What to do:
Write out every line of the material exactly as it appears.

(Dataset entries)
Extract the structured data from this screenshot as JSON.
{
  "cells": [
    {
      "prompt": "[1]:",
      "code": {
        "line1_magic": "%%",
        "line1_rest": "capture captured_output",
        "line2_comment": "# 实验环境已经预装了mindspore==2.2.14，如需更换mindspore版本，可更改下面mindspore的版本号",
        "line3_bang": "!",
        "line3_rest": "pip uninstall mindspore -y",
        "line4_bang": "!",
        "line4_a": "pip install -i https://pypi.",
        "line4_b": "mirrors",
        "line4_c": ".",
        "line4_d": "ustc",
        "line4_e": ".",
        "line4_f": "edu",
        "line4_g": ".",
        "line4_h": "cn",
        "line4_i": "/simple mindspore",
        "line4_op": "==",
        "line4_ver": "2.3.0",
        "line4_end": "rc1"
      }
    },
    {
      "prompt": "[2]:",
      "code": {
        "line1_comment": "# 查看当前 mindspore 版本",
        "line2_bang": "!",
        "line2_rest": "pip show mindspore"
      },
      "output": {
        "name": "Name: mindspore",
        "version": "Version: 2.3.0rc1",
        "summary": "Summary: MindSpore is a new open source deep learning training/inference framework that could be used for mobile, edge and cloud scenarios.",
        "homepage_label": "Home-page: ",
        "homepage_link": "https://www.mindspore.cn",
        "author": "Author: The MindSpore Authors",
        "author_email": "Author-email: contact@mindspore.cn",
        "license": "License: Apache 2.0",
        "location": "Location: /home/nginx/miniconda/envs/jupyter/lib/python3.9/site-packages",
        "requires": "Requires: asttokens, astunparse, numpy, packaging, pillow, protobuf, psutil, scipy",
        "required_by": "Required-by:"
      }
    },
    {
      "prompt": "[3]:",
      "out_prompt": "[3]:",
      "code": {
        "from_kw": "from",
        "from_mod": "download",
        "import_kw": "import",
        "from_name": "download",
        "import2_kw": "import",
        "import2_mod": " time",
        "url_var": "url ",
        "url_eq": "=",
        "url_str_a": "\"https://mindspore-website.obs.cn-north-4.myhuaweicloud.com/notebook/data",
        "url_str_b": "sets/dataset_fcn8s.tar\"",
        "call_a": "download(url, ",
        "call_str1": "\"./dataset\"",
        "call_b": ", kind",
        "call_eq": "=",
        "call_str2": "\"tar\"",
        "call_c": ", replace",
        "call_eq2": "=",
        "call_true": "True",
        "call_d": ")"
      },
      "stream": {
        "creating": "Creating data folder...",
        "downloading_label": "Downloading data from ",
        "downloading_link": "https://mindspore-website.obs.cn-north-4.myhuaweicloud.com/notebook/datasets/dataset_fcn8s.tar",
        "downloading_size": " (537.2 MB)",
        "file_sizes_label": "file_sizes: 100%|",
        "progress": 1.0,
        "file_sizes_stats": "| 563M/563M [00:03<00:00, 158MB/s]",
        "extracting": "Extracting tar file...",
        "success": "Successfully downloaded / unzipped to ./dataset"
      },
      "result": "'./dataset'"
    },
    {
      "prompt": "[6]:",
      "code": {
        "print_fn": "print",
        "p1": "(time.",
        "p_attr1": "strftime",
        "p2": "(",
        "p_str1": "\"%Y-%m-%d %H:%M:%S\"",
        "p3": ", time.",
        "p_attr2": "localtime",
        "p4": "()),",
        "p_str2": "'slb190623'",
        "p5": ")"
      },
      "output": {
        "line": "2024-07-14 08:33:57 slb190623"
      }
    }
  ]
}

The output:
Extract the structured data from this screenshot as JSON.
{
  "cells": [
    {
      "prompt": "[1]:",
      "code": {
        "line1_magic": "%%",
        "line1_rest": "capture captured_output",
        "line2_comment": "# 实验环境已经预装了mindspore==2.2.14，如需更换mindspore版本，可更改下面mindspore的版本号",
        "line3_bang": "!",
        "line3_rest": "pip uninstall mindspore -y",
        "line4_bang": "!",
        "line4_a": "pip install -i https://pypi.",
        "line4_b": "mirrors",
        "line4_c": ".",
        "line4_d": "ustc",
        "line4_e": ".",
        "line4_f": "edu",
        "line4_g": ".",
        "line4_h": "cn",
        "line4_i": "/simple mindspore",
        "line4_op": "==",
        "line4_ver": "2.3.0",
        "line4_end": "rc1"
      }
    },
    {
      "prompt": "[2]:",
      "code": {
        "line1_comment": "# 查看当前 mindspore 版本",
        "line2_bang": "!",
        "line2_rest": "pip show mindspore"
      },
      "output": {
        "name": "Name: mindspore",
        "version": "Version: 2.3.0rc1",
        "summary": "Summary: MindSpore is a new open source deep learning training/inference framework that could be used for mobile, edge and cloud scenarios.",
        "homepage_label": "Home-page: ",
        "homepage_link": "https://www.mindspore.cn",
        "author": "Author: The MindSpore Authors",
        "author_email": "Author-email: contact@mindspore.cn",
        "license": "License: Apache 2.0",
        "location": "Location: /home/nginx/miniconda/envs/jupyter/lib/python3.9/site-packages",
        "requires": "Requires: asttokens, astunparse, numpy, packaging, pillow, protobuf, psutil, scipy",
        "required_by": "Required-by:"
      }
    },
    {
      "prompt": "[3]:",
      "out_prompt": "[3]:",
      "code": {
        "from_kw": "from",
        "from_mod": "download",
        "import_kw": "import",
        "from_name": "download",
        "import2_kw": "import",
        "import2_mod": " time",
        "url_var": "url ",
        "url_eq": "=",
        "url_str_a": "\"https://mindspore-website.obs.cn-north-4.myhuaweicloud.com/notebook/data",
        "url_str_b": "sets/dataset_fcn8s.tar\"",
        "call_a": "download(url, ",
        "call_str1": "\"./dataset\"",
        "call_b": ", kind",
        "call_eq": "=",
        "call_str2": "\"tar\"",
        "call_c": ", replace",
        "call_eq2": "=",
        "call_true": "True",
        "call_d": ")"
      },
      "stream": {
        "creating": "Creating data folder...",
        "downloading_label": "Downloading data from ",
        "downloading_link": "https://mindspore-website.obs.cn-north-4.myhuaweicloud.com/notebook/datasets/dataset_fcn8s.tar",
        "downloading_size": " (537.2 MB)",
        "file_sizes_label": "file_sizes: 100%|",
        "progress": 1.0,
        "file_sizes_stats": "| 563M/563M [00:03<00:00, 158MB/s]",
        "extracting": "Extracting tar file...",
        "success": "Successfully downloaded / unzipped to ./dataset"
      },
      "result": "'./dataset'"
    },
    {
      "prompt": "[6]:",
      "code": {
        "print_fn": "print",
        "p1": "(time.",
        "p_attr1": "strftime",
        "p2": "(",
        "p_str1": "\"%Y-%m-%d %H:%M:%S\"",
        "p3": ", time.",
        "p_attr2": "localtime",
        "p4": "()),",
        "p_str2": "'slb190623'",
        "p5": ")"
      },
      "output": {
        "line": "2024-07-14 08:33:57 slb190623"
      }
    }
  ]
}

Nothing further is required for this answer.